- [Work to be completed]: For each line of the data below that holds "label", copy the line.

- [Extracted records]:
# # # # # # #

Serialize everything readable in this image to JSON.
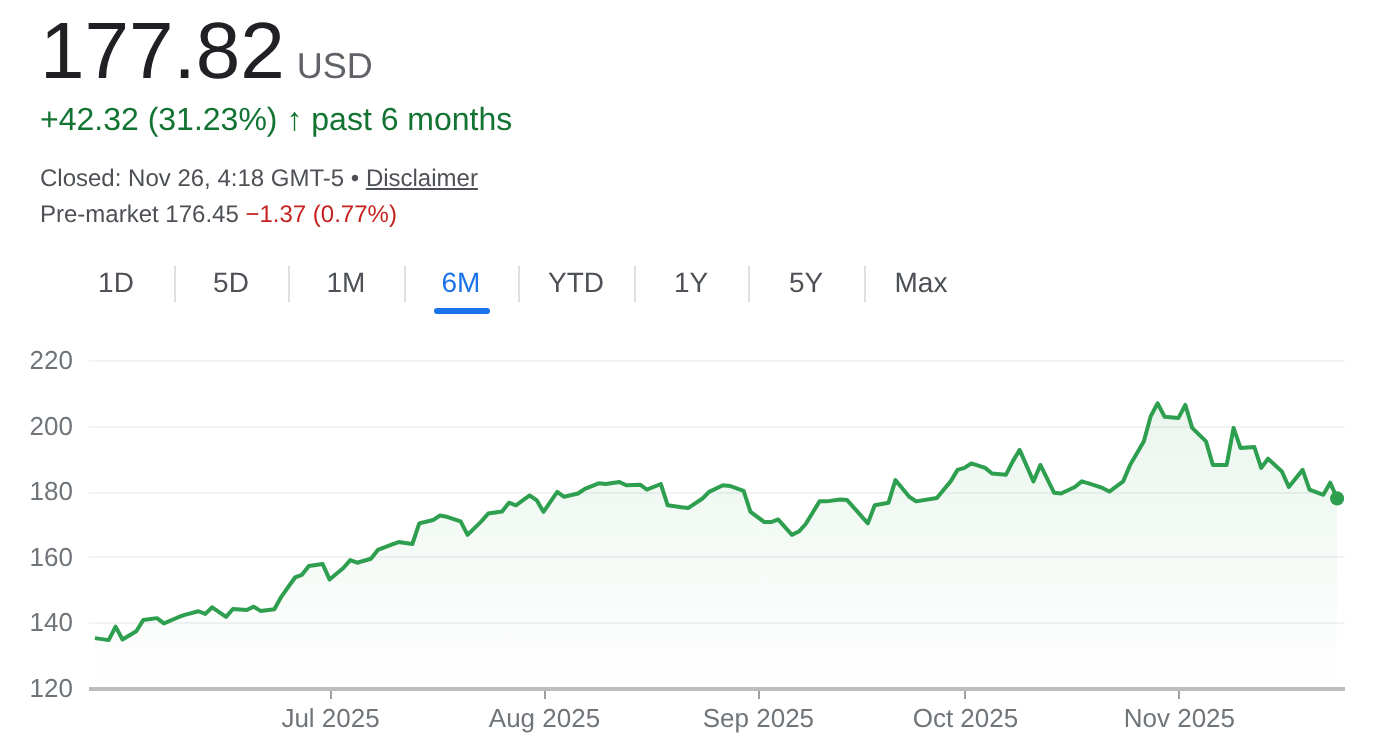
{
  "chart_data": {
    "type": "area",
    "title": "177.82",
    "subtitle": "USD",
    "annotations": [
      "+42.32 (31.23%) ↑ past 6 months",
      "Closed: Nov 26, 4:18 GMT-5 •",
      "Disclaimer",
      "Pre-market 176.45",
      "−1.37 (0.77%)",
      "1D",
      "5D",
      "1M",
      "6M",
      "YTD",
      "1Y",
      "5Y",
      "Max"
    ],
    "x": [
      "2025-05-28",
      "2025-05-30",
      "2025-05-31",
      "2025-06-01",
      "2025-06-03",
      "2025-06-04",
      "2025-06-06",
      "2025-06-07",
      "2025-06-09",
      "2025-06-10",
      "2025-06-12",
      "2025-06-13",
      "2025-06-14",
      "2025-06-16",
      "2025-06-17",
      "2025-06-19",
      "2025-06-20",
      "2025-06-21",
      "2025-06-23",
      "2025-06-24",
      "2025-06-26",
      "2025-06-27",
      "2025-06-28",
      "2025-06-30",
      "2025-07-01",
      "2025-07-03",
      "2025-07-04",
      "2025-07-05",
      "2025-07-07",
      "2025-07-08",
      "2025-07-10",
      "2025-07-11",
      "2025-07-13",
      "2025-07-14",
      "2025-07-16",
      "2025-07-17",
      "2025-07-18",
      "2025-07-20",
      "2025-07-21",
      "2025-07-23",
      "2025-07-24",
      "2025-07-26",
      "2025-07-27",
      "2025-07-28",
      "2025-07-30",
      "2025-07-31",
      "2025-08-01",
      "2025-08-03",
      "2025-08-04",
      "2025-08-06",
      "2025-08-07",
      "2025-08-09",
      "2025-08-10",
      "2025-08-12",
      "2025-08-13",
      "2025-08-15",
      "2025-08-16",
      "2025-08-18",
      "2025-08-19",
      "2025-08-21",
      "2025-08-22",
      "2025-08-24",
      "2025-08-25",
      "2025-08-27",
      "2025-08-28",
      "2025-08-30",
      "2025-08-31",
      "2025-09-02",
      "2025-09-03",
      "2025-09-04",
      "2025-09-06",
      "2025-09-07",
      "2025-09-08",
      "2025-09-10",
      "2025-09-11",
      "2025-09-13",
      "2025-09-14",
      "2025-09-17",
      "2025-09-18",
      "2025-09-20",
      "2025-09-21",
      "2025-09-23",
      "2025-09-24",
      "2025-09-27",
      "2025-09-29",
      "2025-09-30",
      "2025-10-01",
      "2025-10-02",
      "2025-10-04",
      "2025-10-05",
      "2025-10-07",
      "2025-10-08",
      "2025-10-09",
      "2025-10-11",
      "2025-10-12",
      "2025-10-14",
      "2025-10-15",
      "2025-10-17",
      "2025-10-18",
      "2025-10-19",
      "2025-10-21",
      "2025-10-22",
      "2025-10-24",
      "2025-10-25",
      "2025-10-27",
      "2025-10-28",
      "2025-10-29",
      "2025-10-30",
      "2025-11-01",
      "2025-11-02",
      "2025-11-03",
      "2025-11-05",
      "2025-11-06",
      "2025-11-08",
      "2025-11-09",
      "2025-11-10",
      "2025-11-12",
      "2025-11-13",
      "2025-11-14",
      "2025-11-16",
      "2025-11-17",
      "2025-11-19",
      "2025-11-20",
      "2025-11-22",
      "2025-11-23",
      "2025-11-24"
    ],
    "series": [
      {
        "color": "#2e9e4f",
        "values": [
          135.2,
          134.6,
          138.7,
          134.8,
          137.3,
          140.7,
          141.3,
          139.7,
          141.5,
          142.3,
          143.4,
          142.6,
          144.6,
          141.7,
          144.1,
          143.8,
          144.8,
          143.5,
          144,
          147.8,
          153.7,
          154.5,
          157.2,
          157.8,
          153.1,
          156.6,
          159,
          158.2,
          159.4,
          162.1,
          163.7,
          164.5,
          163.9,
          170.2,
          171.2,
          172.6,
          172.2,
          170.8,
          166.7,
          170.8,
          173.2,
          173.8,
          176.5,
          175.7,
          178.7,
          177.3,
          173.7,
          179.8,
          178.3,
          179.3,
          180.7,
          182.4,
          182.2,
          182.8,
          181.8,
          182,
          180.5,
          182.2,
          175.7,
          175.1,
          174.9,
          177.7,
          179.8,
          181.8,
          181.6,
          180.1,
          173.7,
          170.6,
          170.6,
          171.4,
          166.7,
          167.7,
          170,
          176.9,
          176.9,
          177.5,
          177.3,
          170.2,
          175.7,
          176.5,
          183.4,
          178.3,
          176.9,
          177.9,
          183,
          186.5,
          187.1,
          188.5,
          187.1,
          185.4,
          185,
          189.1,
          192.6,
          183,
          188,
          179.5,
          179.3,
          181.3,
          183,
          182.4,
          181,
          179.9,
          183,
          188,
          195.2,
          202.9,
          206.8,
          202.7,
          202.3,
          206.3,
          199.3,
          195.2,
          188,
          188,
          199.3,
          193.2,
          193.5,
          187.1,
          189.9,
          186,
          181.3,
          186.5,
          180.5,
          178.9,
          182.6,
          177.8
        ]
      }
    ],
    "xlim": [
      "2025-05-27",
      "2025-11-25"
    ],
    "xticks": [
      {
        "value": "2025-07-01",
        "label": "Jul 2025"
      },
      {
        "value": "2025-08-01",
        "label": "Aug 2025"
      },
      {
        "value": "2025-09-01",
        "label": "Sep 2025"
      },
      {
        "value": "2025-10-01",
        "label": "Oct 2025"
      },
      {
        "value": "2025-11-01",
        "label": "Nov 2025"
      }
    ],
    "ylim": [
      120,
      220
    ],
    "yticks": [
      120,
      140,
      160,
      180,
      200,
      220
    ],
    "grid": "y"
  }
}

# # # # # # #

- [Output below]:
        "label": "Jul 2025"
        "label": "Aug 2025"
        "label": "Sep 2025"
        "label": "Oct 2025"
        "label": "Nov 2025"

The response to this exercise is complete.